What the task asks:
Copy every line of the records below verbatim, in the same order.

— BEGIN Extracted entries —

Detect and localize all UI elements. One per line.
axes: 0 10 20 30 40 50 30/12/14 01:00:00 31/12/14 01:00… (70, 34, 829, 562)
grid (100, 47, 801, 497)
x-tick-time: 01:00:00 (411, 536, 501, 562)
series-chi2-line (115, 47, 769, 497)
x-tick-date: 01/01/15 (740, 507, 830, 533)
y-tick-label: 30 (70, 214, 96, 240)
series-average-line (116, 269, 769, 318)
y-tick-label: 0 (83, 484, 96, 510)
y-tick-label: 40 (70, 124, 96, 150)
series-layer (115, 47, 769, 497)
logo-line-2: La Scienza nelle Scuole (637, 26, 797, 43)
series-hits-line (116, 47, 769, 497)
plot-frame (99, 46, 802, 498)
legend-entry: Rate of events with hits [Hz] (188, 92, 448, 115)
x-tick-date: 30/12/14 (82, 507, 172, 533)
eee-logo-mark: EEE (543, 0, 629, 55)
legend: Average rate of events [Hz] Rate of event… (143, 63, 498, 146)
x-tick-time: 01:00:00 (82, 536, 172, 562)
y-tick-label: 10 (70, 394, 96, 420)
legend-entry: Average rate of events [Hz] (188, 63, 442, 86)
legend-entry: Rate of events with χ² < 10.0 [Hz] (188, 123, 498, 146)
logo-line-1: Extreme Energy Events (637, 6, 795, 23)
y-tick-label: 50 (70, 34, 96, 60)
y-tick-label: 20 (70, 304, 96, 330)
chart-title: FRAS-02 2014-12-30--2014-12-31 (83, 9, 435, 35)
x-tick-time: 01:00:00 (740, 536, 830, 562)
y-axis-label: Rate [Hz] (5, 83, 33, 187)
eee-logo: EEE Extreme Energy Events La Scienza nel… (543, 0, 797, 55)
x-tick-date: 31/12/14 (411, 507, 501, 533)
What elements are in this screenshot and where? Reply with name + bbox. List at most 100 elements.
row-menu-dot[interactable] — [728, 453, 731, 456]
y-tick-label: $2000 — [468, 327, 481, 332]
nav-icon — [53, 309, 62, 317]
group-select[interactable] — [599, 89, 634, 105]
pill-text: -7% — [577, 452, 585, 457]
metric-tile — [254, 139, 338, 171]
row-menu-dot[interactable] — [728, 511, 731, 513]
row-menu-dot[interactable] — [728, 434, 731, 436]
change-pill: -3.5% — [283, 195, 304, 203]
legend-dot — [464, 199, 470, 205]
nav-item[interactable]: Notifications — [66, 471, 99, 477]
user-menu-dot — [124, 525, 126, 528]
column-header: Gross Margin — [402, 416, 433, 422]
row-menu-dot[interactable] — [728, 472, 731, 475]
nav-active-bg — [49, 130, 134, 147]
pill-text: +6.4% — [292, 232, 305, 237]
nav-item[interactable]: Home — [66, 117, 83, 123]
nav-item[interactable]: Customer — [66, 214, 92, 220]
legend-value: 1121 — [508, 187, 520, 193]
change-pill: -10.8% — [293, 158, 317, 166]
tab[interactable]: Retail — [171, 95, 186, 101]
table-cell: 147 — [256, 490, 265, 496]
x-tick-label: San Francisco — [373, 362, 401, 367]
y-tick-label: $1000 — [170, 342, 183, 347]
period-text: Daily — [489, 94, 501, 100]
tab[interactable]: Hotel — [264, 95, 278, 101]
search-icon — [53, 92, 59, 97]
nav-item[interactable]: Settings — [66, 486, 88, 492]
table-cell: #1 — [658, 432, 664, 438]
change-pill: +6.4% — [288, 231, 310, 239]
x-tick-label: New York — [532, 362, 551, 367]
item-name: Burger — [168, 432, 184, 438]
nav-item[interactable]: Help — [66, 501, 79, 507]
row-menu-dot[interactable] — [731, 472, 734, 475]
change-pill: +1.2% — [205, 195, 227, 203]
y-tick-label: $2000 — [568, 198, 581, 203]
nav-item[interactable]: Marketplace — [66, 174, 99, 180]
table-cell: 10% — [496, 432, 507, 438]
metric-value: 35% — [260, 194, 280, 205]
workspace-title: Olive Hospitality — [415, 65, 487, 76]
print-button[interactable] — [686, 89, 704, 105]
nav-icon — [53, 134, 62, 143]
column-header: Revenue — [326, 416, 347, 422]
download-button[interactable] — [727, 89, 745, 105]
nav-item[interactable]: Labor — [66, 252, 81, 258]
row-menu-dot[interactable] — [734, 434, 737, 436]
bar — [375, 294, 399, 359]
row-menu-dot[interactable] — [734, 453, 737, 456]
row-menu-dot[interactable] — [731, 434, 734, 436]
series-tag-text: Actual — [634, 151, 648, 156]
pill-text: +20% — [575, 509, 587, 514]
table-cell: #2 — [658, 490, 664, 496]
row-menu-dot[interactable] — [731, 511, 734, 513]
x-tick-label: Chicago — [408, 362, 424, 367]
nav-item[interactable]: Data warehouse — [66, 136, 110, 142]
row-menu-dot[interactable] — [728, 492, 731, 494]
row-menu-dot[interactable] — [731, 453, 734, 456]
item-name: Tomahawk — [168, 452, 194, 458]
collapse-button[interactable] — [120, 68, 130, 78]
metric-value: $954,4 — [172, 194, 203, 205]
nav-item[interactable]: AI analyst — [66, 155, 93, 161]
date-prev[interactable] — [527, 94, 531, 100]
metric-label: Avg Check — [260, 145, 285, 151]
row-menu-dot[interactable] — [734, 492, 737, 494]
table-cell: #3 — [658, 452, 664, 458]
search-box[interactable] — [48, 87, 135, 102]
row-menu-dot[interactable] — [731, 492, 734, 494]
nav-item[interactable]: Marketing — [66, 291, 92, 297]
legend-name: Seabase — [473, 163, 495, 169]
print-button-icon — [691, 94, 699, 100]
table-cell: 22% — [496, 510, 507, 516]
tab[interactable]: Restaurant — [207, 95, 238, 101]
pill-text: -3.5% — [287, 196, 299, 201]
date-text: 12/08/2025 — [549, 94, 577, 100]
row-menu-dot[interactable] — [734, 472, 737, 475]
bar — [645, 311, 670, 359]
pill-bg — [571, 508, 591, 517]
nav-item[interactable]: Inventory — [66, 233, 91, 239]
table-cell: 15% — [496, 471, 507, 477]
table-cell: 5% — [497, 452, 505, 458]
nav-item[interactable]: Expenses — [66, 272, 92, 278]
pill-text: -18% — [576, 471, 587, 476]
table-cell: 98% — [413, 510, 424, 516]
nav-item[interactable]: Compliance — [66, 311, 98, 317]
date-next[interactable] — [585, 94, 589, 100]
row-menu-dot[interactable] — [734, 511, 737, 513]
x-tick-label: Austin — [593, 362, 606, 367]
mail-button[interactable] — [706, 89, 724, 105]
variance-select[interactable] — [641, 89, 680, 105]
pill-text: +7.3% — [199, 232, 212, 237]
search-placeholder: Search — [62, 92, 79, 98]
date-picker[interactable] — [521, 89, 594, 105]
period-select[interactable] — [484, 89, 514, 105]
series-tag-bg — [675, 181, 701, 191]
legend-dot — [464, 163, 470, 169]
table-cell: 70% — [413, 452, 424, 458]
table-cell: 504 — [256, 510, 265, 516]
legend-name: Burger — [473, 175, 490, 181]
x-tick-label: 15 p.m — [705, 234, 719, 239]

— END Extracted entries —

Result of the exercise:
Detect and localize all UI elements. One per line.
axes: 0 10 20 30 40 50 30/12/14 01:00:00 31/12/14 01:00… (70, 34, 829, 562)
grid (100, 47, 801, 497)
x-tick-time: 01:00:00 (411, 536, 501, 562)
series-chi2-line (115, 47, 769, 497)
x-tick-date: 01/01/15 (740, 507, 830, 533)
y-tick-label: 30 (70, 214, 96, 240)
series-average-line (116, 269, 769, 318)
y-tick-label: 0 (83, 484, 96, 510)
y-tick-label: 40 (70, 124, 96, 150)
series-layer (115, 47, 769, 497)
logo-line-2: La Scienza nelle Scuole (637, 26, 797, 43)
series-hits-line (116, 47, 769, 497)
plot-frame (99, 46, 802, 498)
legend-entry: Rate of events with hits [Hz] (188, 92, 448, 115)
x-tick-date: 30/12/14 (82, 507, 172, 533)
eee-logo-mark: EEE (543, 0, 629, 55)
legend: Average rate of events [Hz] Rate of event… (143, 63, 498, 146)
x-tick-time: 01:00:00 (82, 536, 172, 562)
y-tick-label: 10 (70, 394, 96, 420)
legend-entry: Average rate of events [Hz] (188, 63, 442, 86)
legend-entry: Rate of events with χ² < 10.0 [Hz] (188, 123, 498, 146)
logo-line-1: Extreme Energy Events (637, 6, 795, 23)
y-tick-label: 50 (70, 34, 96, 60)
y-tick-label: 20 (70, 304, 96, 330)
chart-title: FRAS-02 2014-12-30--2014-12-31 (83, 9, 435, 35)
x-tick-time: 01:00:00 (740, 536, 830, 562)
y-axis-label: Rate [Hz] (5, 83, 33, 187)
eee-logo: EEE Extreme Energy Events La Scienza nel… (543, 0, 797, 55)
x-tick-date: 31/12/14 (411, 507, 501, 533)
What elements are in this screenshot and where? Reply with name + bbox. List at most 100 elements.
row-menu-dot[interactable] — [728, 453, 731, 456]
y-tick-label: $2000 — [468, 327, 481, 332]
nav-icon — [53, 309, 62, 317]
group-select[interactable] — [599, 89, 634, 105]
pill-text: -7% — [577, 452, 585, 457]
metric-tile — [254, 139, 338, 171]
row-menu-dot[interactable] — [728, 511, 731, 513]
row-menu-dot[interactable] — [728, 434, 731, 436]
change-pill: -3.5% — [283, 195, 304, 203]
legend-dot — [464, 199, 470, 205]
nav-item[interactable]: Notifications — [66, 471, 99, 477]
user-menu-dot — [124, 525, 126, 528]
column-header: Gross Margin — [402, 416, 433, 422]
row-menu-dot[interactable] — [728, 472, 731, 475]
nav-active-bg — [49, 130, 134, 147]
pill-text: +6.4% — [292, 232, 305, 237]
nav-item[interactable]: Home — [66, 117, 83, 123]
nav-item[interactable]: Customer — [66, 214, 92, 220]
legend-value: 1121 — [508, 187, 520, 193]
change-pill: -10.8% — [293, 158, 317, 166]
tab[interactable]: Retail — [171, 95, 186, 101]
table-cell: 147 — [256, 490, 265, 496]
x-tick-label: San Francisco — [373, 362, 401, 367]
y-tick-label: $1000 — [170, 342, 183, 347]
period-text: Daily — [489, 94, 501, 100]
tab[interactable]: Hotel — [264, 95, 278, 101]
search-icon — [53, 92, 59, 97]
nav-item[interactable]: Settings — [66, 486, 88, 492]
table-cell: #1 — [658, 432, 664, 438]
change-pill: +6.4% — [288, 231, 310, 239]
x-tick-label: New York — [532, 362, 551, 367]
item-name: Burger — [168, 432, 184, 438]
nav-item[interactable]: Help — [66, 501, 79, 507]
row-menu-dot[interactable] — [731, 472, 734, 475]
change-pill: +1.2% — [205, 195, 227, 203]
y-tick-label: $2000 — [568, 198, 581, 203]
nav-item[interactable]: Marketplace — [66, 174, 99, 180]
table-cell: 10% — [496, 432, 507, 438]
metric-value: 35% — [260, 194, 280, 205]
workspace-title: Olive Hospitality — [415, 65, 487, 76]
print-button[interactable] — [686, 89, 704, 105]
nav-icon — [53, 134, 62, 143]
column-header: Revenue — [326, 416, 347, 422]
download-button[interactable] — [727, 89, 745, 105]
nav-item[interactable]: Labor — [66, 252, 81, 258]
row-menu-dot[interactable] — [734, 434, 737, 436]
bar — [375, 294, 399, 359]
row-menu-dot[interactable] — [734, 453, 737, 456]
row-menu-dot[interactable] — [731, 434, 734, 436]
series-tag-text: Actual — [634, 151, 648, 156]
pill-text: +20% — [575, 509, 587, 514]
table-cell: #2 — [658, 490, 664, 496]
row-menu-dot[interactable] — [731, 511, 734, 513]
x-tick-label: Chicago — [408, 362, 424, 367]
nav-item[interactable]: Data warehouse — [66, 136, 110, 142]
row-menu-dot[interactable] — [728, 492, 731, 494]
row-menu-dot[interactable] — [731, 453, 734, 456]
item-name: Tomahawk — [168, 452, 194, 458]
collapse-button[interactable] — [120, 68, 130, 78]
metric-value: $954,4 — [172, 194, 203, 205]
nav-item[interactable]: AI analyst — [66, 155, 93, 161]
date-prev[interactable] — [527, 94, 531, 100]
metric-label: Avg Check — [260, 145, 285, 151]
row-menu-dot[interactable] — [734, 492, 737, 494]
table-cell: #3 — [658, 452, 664, 458]
search-box[interactable] — [48, 87, 135, 102]
row-menu-dot[interactable] — [731, 492, 734, 494]
nav-item[interactable]: Marketing — [66, 291, 92, 297]
legend-name: Seabase — [473, 163, 495, 169]
print-button-icon — [691, 94, 699, 100]
table-cell: 22% — [496, 510, 507, 516]
tab[interactable]: Restaurant — [207, 95, 238, 101]
pill-text: -3.5% — [287, 196, 299, 201]
date-text: 12/08/2025 — [549, 94, 577, 100]
row-menu-dot[interactable] — [734, 472, 737, 475]
bar — [645, 311, 670, 359]
pill-bg — [571, 508, 591, 517]
nav-item[interactable]: Inventory — [66, 233, 91, 239]
table-cell: 15% — [496, 471, 507, 477]
table-cell: 5% — [497, 452, 505, 458]
nav-item[interactable]: Expenses — [66, 272, 92, 278]
pill-text: -18% — [576, 471, 587, 476]
table-cell: 98% — [413, 510, 424, 516]
nav-item[interactable]: Compliance — [66, 311, 98, 317]
date-next[interactable] — [585, 94, 589, 100]
row-menu-dot[interactable] — [734, 511, 737, 513]
x-tick-label: Austin — [593, 362, 606, 367]
mail-button[interactable] — [706, 89, 724, 105]
variance-select[interactable] — [641, 89, 680, 105]
pill-text: +7.3% — [199, 232, 212, 237]
search-placeholder: Search — [62, 92, 79, 98]
date-picker[interactable] — [521, 89, 594, 105]
period-select[interactable] — [484, 89, 514, 105]
series-tag-bg — [675, 181, 701, 191]
legend-dot — [464, 163, 470, 169]
table-cell: 70% — [413, 452, 424, 458]
table-cell: 504 — [256, 510, 265, 516]
legend-name: Burger — [473, 175, 490, 181]
x-tick-label: 15 p.m — [705, 234, 719, 239]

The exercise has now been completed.